WRITTEN TASK >>
Reproduce every entry exactly and leave its pictures out.

SUPPLIED INFORMATION >>
◆ ◆ ◆ ◆ ◆

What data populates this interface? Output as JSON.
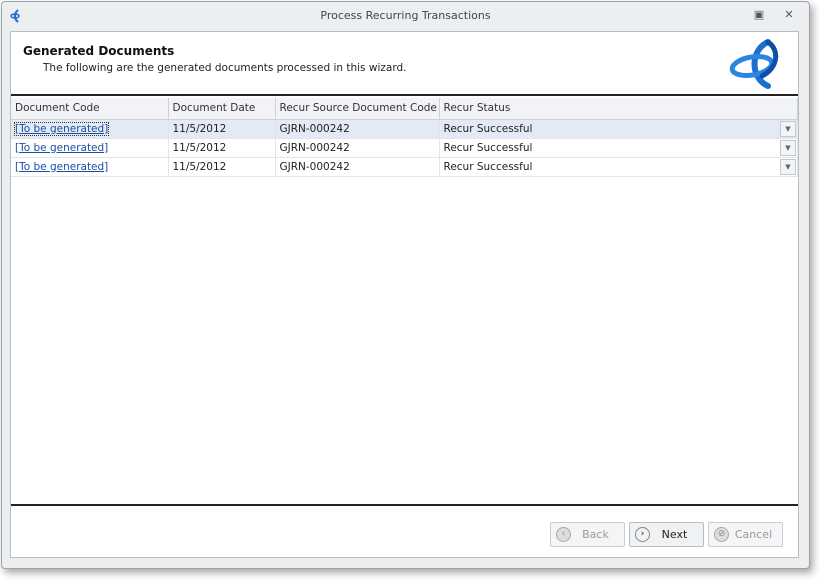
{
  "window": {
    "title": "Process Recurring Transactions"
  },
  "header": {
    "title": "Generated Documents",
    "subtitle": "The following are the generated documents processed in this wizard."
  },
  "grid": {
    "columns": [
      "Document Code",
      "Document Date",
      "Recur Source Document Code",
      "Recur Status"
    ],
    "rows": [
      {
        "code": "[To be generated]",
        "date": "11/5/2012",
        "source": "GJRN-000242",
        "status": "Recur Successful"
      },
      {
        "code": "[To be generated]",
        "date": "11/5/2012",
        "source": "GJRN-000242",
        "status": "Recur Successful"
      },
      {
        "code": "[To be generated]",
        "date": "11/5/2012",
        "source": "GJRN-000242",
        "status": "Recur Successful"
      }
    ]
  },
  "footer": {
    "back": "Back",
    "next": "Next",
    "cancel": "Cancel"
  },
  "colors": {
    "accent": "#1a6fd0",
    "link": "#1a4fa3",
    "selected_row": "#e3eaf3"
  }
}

◆ ◆ ◆ ◆ ◆

TASK SOLUTION >>
What data populates this interface? Output as JSON.
{
  "window": {
    "title": "Process Recurring Transactions"
  },
  "header": {
    "title": "Generated Documents",
    "subtitle": "The following are the generated documents processed in this wizard."
  },
  "grid": {
    "columns": [
      "Document Code",
      "Document Date",
      "Recur Source Document Code",
      "Recur Status"
    ],
    "rows": [
      {
        "code": "[To be generated]",
        "date": "11/5/2012",
        "source": "GJRN-000242",
        "status": "Recur Successful"
      },
      {
        "code": "[To be generated]",
        "date": "11/5/2012",
        "source": "GJRN-000242",
        "status": "Recur Successful"
      },
      {
        "code": "[To be generated]",
        "date": "11/5/2012",
        "source": "GJRN-000242",
        "status": "Recur Successful"
      }
    ]
  },
  "footer": {
    "back": "Back",
    "next": "Next",
    "cancel": "Cancel"
  },
  "colors": {
    "accent": "#1a6fd0",
    "link": "#1a4fa3",
    "selected_row": "#e3eaf3"
  }
}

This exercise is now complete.